#### [Written instruction]
Emit the data below verbatim, stripping out any pictures.

#### [Record extracts]
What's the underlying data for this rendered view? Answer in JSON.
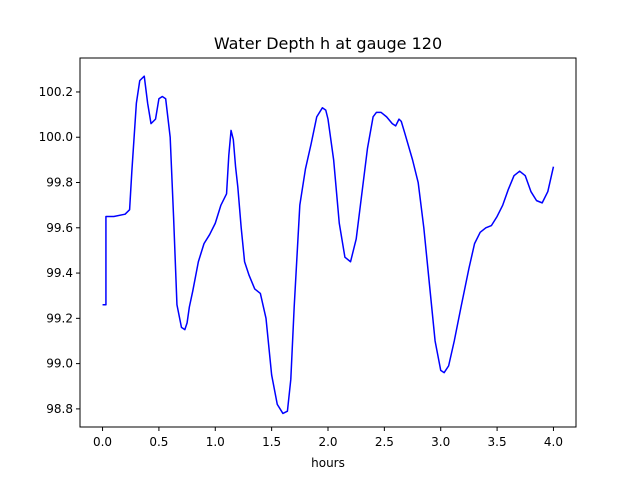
{
  "chart_data": {
    "type": "line",
    "title": "Water Depth h at gauge 120",
    "xlabel": "hours",
    "ylabel": "",
    "xlim": [
      -0.2,
      4.2
    ],
    "ylim": [
      98.72,
      100.35
    ],
    "xticks": [
      0.0,
      0.5,
      1.0,
      1.5,
      2.0,
      2.5,
      3.0,
      3.5,
      4.0
    ],
    "xtick_labels": [
      "0.0",
      "0.5",
      "1.0",
      "1.5",
      "2.0",
      "2.5",
      "3.0",
      "3.5",
      "4.0"
    ],
    "yticks": [
      98.8,
      99.0,
      99.2,
      99.4,
      99.6,
      99.8,
      100.0,
      100.2
    ],
    "ytick_labels": [
      "98.8",
      "99.0",
      "99.2",
      "99.4",
      "99.6",
      "99.8",
      "100.0",
      "100.2"
    ],
    "grid": false,
    "series": [
      {
        "color": "#0000ff",
        "x": [
          0.0,
          0.03,
          0.03,
          0.1,
          0.2,
          0.24,
          0.26,
          0.3,
          0.33,
          0.37,
          0.4,
          0.43,
          0.47,
          0.5,
          0.53,
          0.56,
          0.6,
          0.63,
          0.66,
          0.7,
          0.73,
          0.75,
          0.77,
          0.8,
          0.85,
          0.9,
          0.95,
          1.0,
          1.05,
          1.1,
          1.12,
          1.14,
          1.16,
          1.18,
          1.2,
          1.23,
          1.26,
          1.3,
          1.35,
          1.4,
          1.45,
          1.5,
          1.55,
          1.6,
          1.64,
          1.67,
          1.7,
          1.75,
          1.8,
          1.85,
          1.9,
          1.95,
          1.98,
          2.0,
          2.05,
          2.1,
          2.15,
          2.2,
          2.25,
          2.3,
          2.35,
          2.4,
          2.43,
          2.47,
          2.52,
          2.57,
          2.6,
          2.63,
          2.65,
          2.68,
          2.75,
          2.8,
          2.85,
          2.9,
          2.95,
          3.0,
          3.03,
          3.07,
          3.12,
          3.18,
          3.25,
          3.3,
          3.35,
          3.4,
          3.45,
          3.5,
          3.55,
          3.6,
          3.65,
          3.7,
          3.75,
          3.8,
          3.85,
          3.9,
          3.95,
          4.0
        ],
        "y": [
          99.26,
          99.26,
          99.65,
          99.65,
          99.66,
          99.68,
          99.85,
          100.15,
          100.25,
          100.27,
          100.15,
          100.06,
          100.08,
          100.17,
          100.18,
          100.17,
          100.0,
          99.65,
          99.26,
          99.16,
          99.15,
          99.18,
          99.25,
          99.32,
          99.45,
          99.53,
          99.57,
          99.62,
          99.7,
          99.75,
          99.92,
          100.03,
          99.99,
          99.87,
          99.78,
          99.6,
          99.45,
          99.39,
          99.33,
          99.31,
          99.2,
          98.95,
          98.82,
          98.78,
          98.79,
          98.93,
          99.25,
          99.7,
          99.86,
          99.97,
          100.09,
          100.13,
          100.12,
          100.08,
          99.9,
          99.62,
          99.47,
          99.45,
          99.55,
          99.75,
          99.95,
          100.09,
          100.11,
          100.11,
          100.09,
          100.06,
          100.05,
          100.08,
          100.07,
          100.02,
          99.9,
          99.8,
          99.6,
          99.35,
          99.1,
          98.97,
          98.96,
          98.99,
          99.1,
          99.25,
          99.42,
          99.53,
          99.58,
          99.6,
          99.61,
          99.65,
          99.7,
          99.77,
          99.83,
          99.85,
          99.83,
          99.76,
          99.72,
          99.71,
          99.76,
          99.87
        ]
      }
    ]
  }
}
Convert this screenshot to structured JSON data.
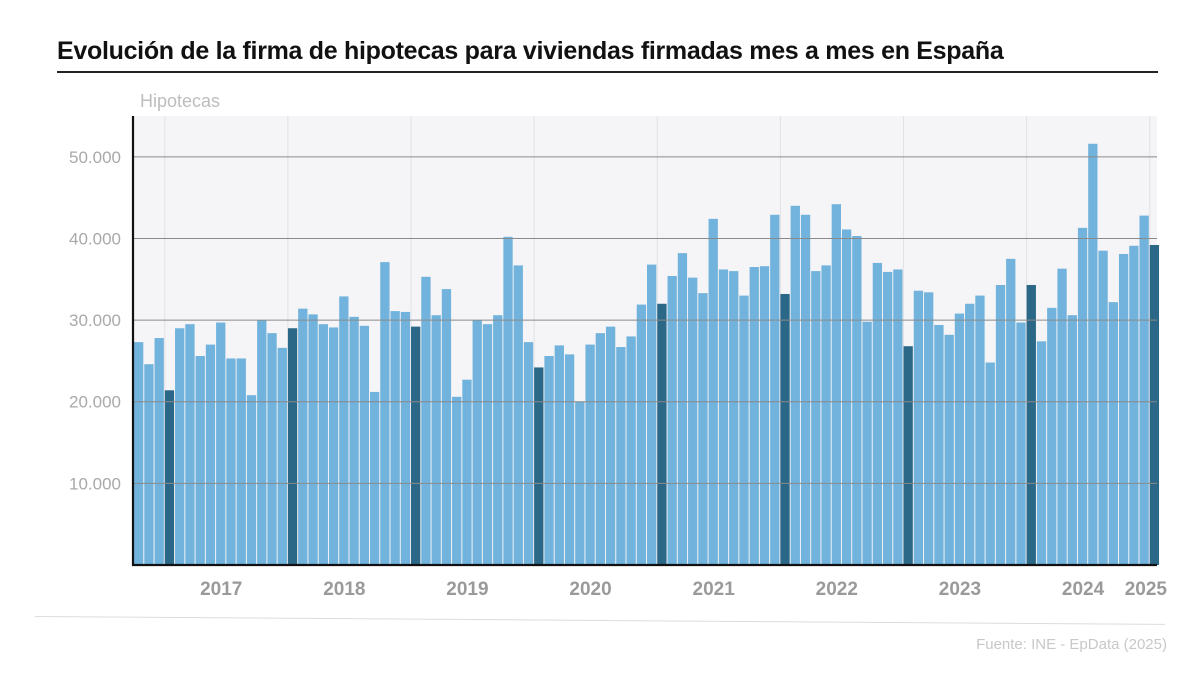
{
  "title": "Evolución de la firma de hipotecas para viviendas firmadas mes a mes en España",
  "source": "Fuente: INE - EpData (2025)",
  "colors": {
    "bar": "#71b3dd",
    "bar_highlight": "#2b6787",
    "plot_background": "#f5f4f6",
    "axis_text": "#a9a9a9",
    "gridline": "#8a8a8a"
  },
  "chart_data": {
    "type": "bar",
    "ylabel": "Hipotecas",
    "ylim": [
      0,
      55000
    ],
    "yticks": [
      10000,
      20000,
      30000,
      40000,
      50000
    ],
    "ytick_labels": [
      "10.000",
      "20.000",
      "30.000",
      "40.000",
      "50.000"
    ],
    "year_labels": [
      "2017",
      "2018",
      "2019",
      "2020",
      "2021",
      "2022",
      "2023",
      "2024",
      "2025"
    ],
    "grid": true,
    "highlight": "first month of each year (January) drawn in a darker blue",
    "series": [
      {
        "values": [
          27300,
          24600,
          27800,
          21400,
          29000,
          29500,
          25600,
          27000,
          29700,
          25300,
          25300,
          20800,
          30000,
          28400,
          26600,
          29000,
          31400,
          30700,
          29500,
          29100,
          32900,
          30400,
          29300,
          21200,
          37100,
          31100,
          31000,
          29200,
          35300,
          30600,
          33800,
          20600,
          22700,
          30000,
          29500,
          30600,
          40200,
          36700,
          27300,
          24200,
          25600,
          26900,
          25800,
          20000,
          27000,
          28400,
          29200,
          26700,
          28000,
          31900,
          36800,
          32000,
          35400,
          38200,
          35200,
          33300,
          42400,
          36200,
          36000,
          33000,
          36500,
          36600,
          42900,
          33200,
          44000,
          42900,
          36000,
          36700,
          44200,
          41100,
          40300,
          29800,
          37000,
          35900,
          36200,
          26800,
          33600,
          33400,
          29400,
          28200,
          30800,
          32000,
          33000,
          24800,
          34300,
          37500,
          29700,
          34300,
          27400,
          31500,
          36300,
          30600,
          41300,
          51600,
          38500,
          32200,
          38100,
          39100,
          42800,
          39200
        ]
      }
    ]
  }
}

#### [Response for this exercise]
What's the underlying data for this rendered view? Answer in JSON.
{
  "chart_data": {
    "type": "line",
    "title": "Water Depth h at gauge 120",
    "xlabel": "hours",
    "ylabel": "",
    "xlim": [
      -0.2,
      4.2
    ],
    "ylim": [
      98.72,
      100.35
    ],
    "xticks": [
      0.0,
      0.5,
      1.0,
      1.5,
      2.0,
      2.5,
      3.0,
      3.5,
      4.0
    ],
    "xtick_labels": [
      "0.0",
      "0.5",
      "1.0",
      "1.5",
      "2.0",
      "2.5",
      "3.0",
      "3.5",
      "4.0"
    ],
    "yticks": [
      98.8,
      99.0,
      99.2,
      99.4,
      99.6,
      99.8,
      100.0,
      100.2
    ],
    "ytick_labels": [
      "98.8",
      "99.0",
      "99.2",
      "99.4",
      "99.6",
      "99.8",
      "100.0",
      "100.2"
    ],
    "grid": false,
    "series": [
      {
        "color": "#0000ff",
        "x": [
          0.0,
          0.03,
          0.03,
          0.1,
          0.2,
          0.24,
          0.26,
          0.3,
          0.33,
          0.37,
          0.4,
          0.43,
          0.47,
          0.5,
          0.53,
          0.56,
          0.6,
          0.63,
          0.66,
          0.7,
          0.73,
          0.75,
          0.77,
          0.8,
          0.85,
          0.9,
          0.95,
          1.0,
          1.05,
          1.1,
          1.12,
          1.14,
          1.16,
          1.18,
          1.2,
          1.23,
          1.26,
          1.3,
          1.35,
          1.4,
          1.45,
          1.5,
          1.55,
          1.6,
          1.64,
          1.67,
          1.7,
          1.75,
          1.8,
          1.85,
          1.9,
          1.95,
          1.98,
          2.0,
          2.05,
          2.1,
          2.15,
          2.2,
          2.25,
          2.3,
          2.35,
          2.4,
          2.43,
          2.47,
          2.52,
          2.57,
          2.6,
          2.63,
          2.65,
          2.68,
          2.75,
          2.8,
          2.85,
          2.9,
          2.95,
          3.0,
          3.03,
          3.07,
          3.12,
          3.18,
          3.25,
          3.3,
          3.35,
          3.4,
          3.45,
          3.5,
          3.55,
          3.6,
          3.65,
          3.7,
          3.75,
          3.8,
          3.85,
          3.9,
          3.95,
          4.0
        ],
        "y": [
          99.26,
          99.26,
          99.65,
          99.65,
          99.66,
          99.68,
          99.85,
          100.15,
          100.25,
          100.27,
          100.15,
          100.06,
          100.08,
          100.17,
          100.18,
          100.17,
          100.0,
          99.65,
          99.26,
          99.16,
          99.15,
          99.18,
          99.25,
          99.32,
          99.45,
          99.53,
          99.57,
          99.62,
          99.7,
          99.75,
          99.92,
          100.03,
          99.99,
          99.87,
          99.78,
          99.6,
          99.45,
          99.39,
          99.33,
          99.31,
          99.2,
          98.95,
          98.82,
          98.78,
          98.79,
          98.93,
          99.25,
          99.7,
          99.86,
          99.97,
          100.09,
          100.13,
          100.12,
          100.08,
          99.9,
          99.62,
          99.47,
          99.45,
          99.55,
          99.75,
          99.95,
          100.09,
          100.11,
          100.11,
          100.09,
          100.06,
          100.05,
          100.08,
          100.07,
          100.02,
          99.9,
          99.8,
          99.6,
          99.35,
          99.1,
          98.97,
          98.96,
          98.99,
          99.1,
          99.25,
          99.42,
          99.53,
          99.58,
          99.6,
          99.61,
          99.65,
          99.7,
          99.77,
          99.83,
          99.85,
          99.83,
          99.76,
          99.72,
          99.71,
          99.76,
          99.87
        ]
      }
    ]
  }
}
Convert this screenshot to structured JSON data.
{
  "title": "Evolución de la firma de hipotecas para viviendas firmadas mes a mes en España",
  "source": "Fuente: INE - EpData (2025)",
  "colors": {
    "bar": "#71b3dd",
    "bar_highlight": "#2b6787",
    "plot_background": "#f5f4f6",
    "axis_text": "#a9a9a9",
    "gridline": "#8a8a8a"
  },
  "chart_data": {
    "type": "bar",
    "ylabel": "Hipotecas",
    "ylim": [
      0,
      55000
    ],
    "yticks": [
      10000,
      20000,
      30000,
      40000,
      50000
    ],
    "ytick_labels": [
      "10.000",
      "20.000",
      "30.000",
      "40.000",
      "50.000"
    ],
    "year_labels": [
      "2017",
      "2018",
      "2019",
      "2020",
      "2021",
      "2022",
      "2023",
      "2024",
      "2025"
    ],
    "grid": true,
    "highlight": "first month of each year (January) drawn in a darker blue",
    "series": [
      {
        "values": [
          27300,
          24600,
          27800,
          21400,
          29000,
          29500,
          25600,
          27000,
          29700,
          25300,
          25300,
          20800,
          30000,
          28400,
          26600,
          29000,
          31400,
          30700,
          29500,
          29100,
          32900,
          30400,
          29300,
          21200,
          37100,
          31100,
          31000,
          29200,
          35300,
          30600,
          33800,
          20600,
          22700,
          30000,
          29500,
          30600,
          40200,
          36700,
          27300,
          24200,
          25600,
          26900,
          25800,
          20000,
          27000,
          28400,
          29200,
          26700,
          28000,
          31900,
          36800,
          32000,
          35400,
          38200,
          35200,
          33300,
          42400,
          36200,
          36000,
          33000,
          36500,
          36600,
          42900,
          33200,
          44000,
          42900,
          36000,
          36700,
          44200,
          41100,
          40300,
          29800,
          37000,
          35900,
          36200,
          26800,
          33600,
          33400,
          29400,
          28200,
          30800,
          32000,
          33000,
          24800,
          34300,
          37500,
          29700,
          34300,
          27400,
          31500,
          36300,
          30600,
          41300,
          51600,
          38500,
          32200,
          38100,
          39100,
          42800,
          39200
        ]
      }
    ]
  }
}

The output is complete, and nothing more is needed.